Go through the listing and return every line with "times" in it.

[EXTRACTED RECORDS]
──────
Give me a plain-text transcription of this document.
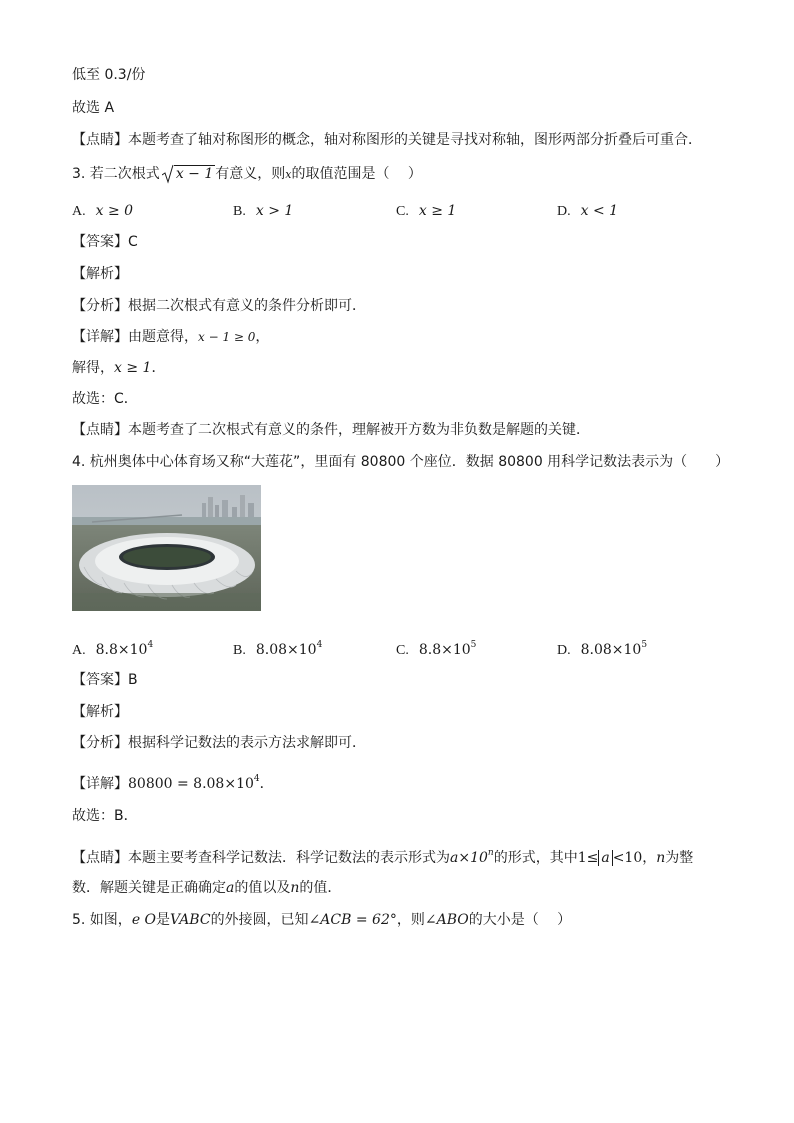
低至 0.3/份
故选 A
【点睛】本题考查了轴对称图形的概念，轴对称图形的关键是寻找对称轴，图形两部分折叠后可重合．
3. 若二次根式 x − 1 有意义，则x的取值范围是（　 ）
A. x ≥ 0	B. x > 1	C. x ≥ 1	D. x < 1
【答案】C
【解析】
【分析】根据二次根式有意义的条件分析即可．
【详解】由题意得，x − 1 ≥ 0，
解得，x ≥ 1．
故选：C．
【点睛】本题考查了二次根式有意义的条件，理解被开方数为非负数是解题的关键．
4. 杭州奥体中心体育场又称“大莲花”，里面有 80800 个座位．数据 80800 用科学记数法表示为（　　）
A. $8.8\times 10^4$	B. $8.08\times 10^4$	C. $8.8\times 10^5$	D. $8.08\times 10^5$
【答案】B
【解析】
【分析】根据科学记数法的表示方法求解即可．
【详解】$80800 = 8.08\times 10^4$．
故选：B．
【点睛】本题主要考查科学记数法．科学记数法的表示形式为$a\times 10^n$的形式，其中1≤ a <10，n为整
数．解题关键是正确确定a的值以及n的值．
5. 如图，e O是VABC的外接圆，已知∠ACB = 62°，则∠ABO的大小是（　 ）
──────
[RESULT]
A. $8.8\times 10^4$	B. $8.08\times 10^4$	C. $8.8\times 10^5$	D. $8.08\times 10^5$
【详解】$80800 = 8.08\times 10^4$．
【点睛】本题主要考查科学记数法．科学记数法的表示形式为$a\times 10^n$的形式，其中1≤ a <10，n为整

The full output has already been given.